[Dataset items]
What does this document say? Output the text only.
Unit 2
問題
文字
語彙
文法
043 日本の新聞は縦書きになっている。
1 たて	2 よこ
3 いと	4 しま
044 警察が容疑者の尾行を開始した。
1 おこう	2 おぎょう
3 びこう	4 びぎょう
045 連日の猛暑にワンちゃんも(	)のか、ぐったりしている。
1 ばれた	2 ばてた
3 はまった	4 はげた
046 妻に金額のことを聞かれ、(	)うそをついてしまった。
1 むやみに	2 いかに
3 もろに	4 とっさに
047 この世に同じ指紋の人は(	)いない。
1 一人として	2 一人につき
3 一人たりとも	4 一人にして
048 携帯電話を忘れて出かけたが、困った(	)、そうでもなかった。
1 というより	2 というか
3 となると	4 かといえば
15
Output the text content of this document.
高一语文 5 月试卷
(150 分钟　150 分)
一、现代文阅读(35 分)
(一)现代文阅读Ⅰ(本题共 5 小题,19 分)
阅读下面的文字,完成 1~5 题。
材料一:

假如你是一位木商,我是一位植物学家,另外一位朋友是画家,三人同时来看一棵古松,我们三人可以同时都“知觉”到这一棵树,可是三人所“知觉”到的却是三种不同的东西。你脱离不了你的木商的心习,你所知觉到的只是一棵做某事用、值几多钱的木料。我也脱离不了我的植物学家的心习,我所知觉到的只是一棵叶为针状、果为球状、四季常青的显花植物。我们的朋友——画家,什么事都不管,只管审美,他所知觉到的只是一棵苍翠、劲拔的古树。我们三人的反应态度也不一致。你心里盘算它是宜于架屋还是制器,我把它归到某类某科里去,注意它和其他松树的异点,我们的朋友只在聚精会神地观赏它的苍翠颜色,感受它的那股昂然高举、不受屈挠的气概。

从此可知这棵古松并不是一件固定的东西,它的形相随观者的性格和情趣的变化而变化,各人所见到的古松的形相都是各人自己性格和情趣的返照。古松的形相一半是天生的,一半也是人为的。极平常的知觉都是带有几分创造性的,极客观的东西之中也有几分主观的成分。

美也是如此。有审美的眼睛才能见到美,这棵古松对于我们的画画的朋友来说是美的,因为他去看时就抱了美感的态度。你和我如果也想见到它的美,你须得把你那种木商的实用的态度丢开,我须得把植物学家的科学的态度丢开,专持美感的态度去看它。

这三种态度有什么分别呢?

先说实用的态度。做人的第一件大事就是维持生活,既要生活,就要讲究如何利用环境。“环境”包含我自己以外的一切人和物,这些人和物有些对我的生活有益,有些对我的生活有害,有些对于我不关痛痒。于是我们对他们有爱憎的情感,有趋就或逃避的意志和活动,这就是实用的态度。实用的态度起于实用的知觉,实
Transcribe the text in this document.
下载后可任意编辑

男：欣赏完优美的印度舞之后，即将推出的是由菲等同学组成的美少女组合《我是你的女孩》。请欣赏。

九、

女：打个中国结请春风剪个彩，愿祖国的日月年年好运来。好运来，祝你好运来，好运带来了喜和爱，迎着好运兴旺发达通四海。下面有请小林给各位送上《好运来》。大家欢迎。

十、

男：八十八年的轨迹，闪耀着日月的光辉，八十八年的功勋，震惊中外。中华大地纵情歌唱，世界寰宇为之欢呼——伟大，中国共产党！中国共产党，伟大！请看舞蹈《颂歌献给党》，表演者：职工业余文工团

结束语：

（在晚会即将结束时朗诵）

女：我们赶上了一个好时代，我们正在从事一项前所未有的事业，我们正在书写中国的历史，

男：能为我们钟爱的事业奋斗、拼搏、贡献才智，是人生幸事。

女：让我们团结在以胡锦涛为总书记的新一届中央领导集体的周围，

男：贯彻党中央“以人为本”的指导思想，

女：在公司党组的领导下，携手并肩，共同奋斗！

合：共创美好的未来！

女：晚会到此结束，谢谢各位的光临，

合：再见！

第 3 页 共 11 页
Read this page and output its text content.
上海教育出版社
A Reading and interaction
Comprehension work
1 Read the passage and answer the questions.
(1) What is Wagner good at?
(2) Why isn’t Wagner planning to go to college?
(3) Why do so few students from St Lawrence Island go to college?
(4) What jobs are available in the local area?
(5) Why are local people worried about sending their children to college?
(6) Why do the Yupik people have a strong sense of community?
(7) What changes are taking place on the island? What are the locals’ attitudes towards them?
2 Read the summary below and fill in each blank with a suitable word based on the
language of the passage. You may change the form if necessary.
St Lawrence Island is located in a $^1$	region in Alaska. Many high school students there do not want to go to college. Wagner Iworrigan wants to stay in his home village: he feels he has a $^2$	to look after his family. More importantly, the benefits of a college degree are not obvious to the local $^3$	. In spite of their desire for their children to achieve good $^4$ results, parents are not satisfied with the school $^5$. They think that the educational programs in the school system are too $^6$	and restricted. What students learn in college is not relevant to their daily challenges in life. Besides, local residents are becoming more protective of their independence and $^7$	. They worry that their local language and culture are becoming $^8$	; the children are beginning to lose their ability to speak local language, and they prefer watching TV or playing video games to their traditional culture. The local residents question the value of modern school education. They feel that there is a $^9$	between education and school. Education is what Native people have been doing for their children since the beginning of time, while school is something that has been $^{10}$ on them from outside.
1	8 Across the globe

* WRITTEN EXERCISE
Locate all lines that include the word "document" and copy them out.

* ANSWER FOR THIS EXERCISE
What does this document say? Output the text only.
Output the text content of this document.
Transcribe the text in this document.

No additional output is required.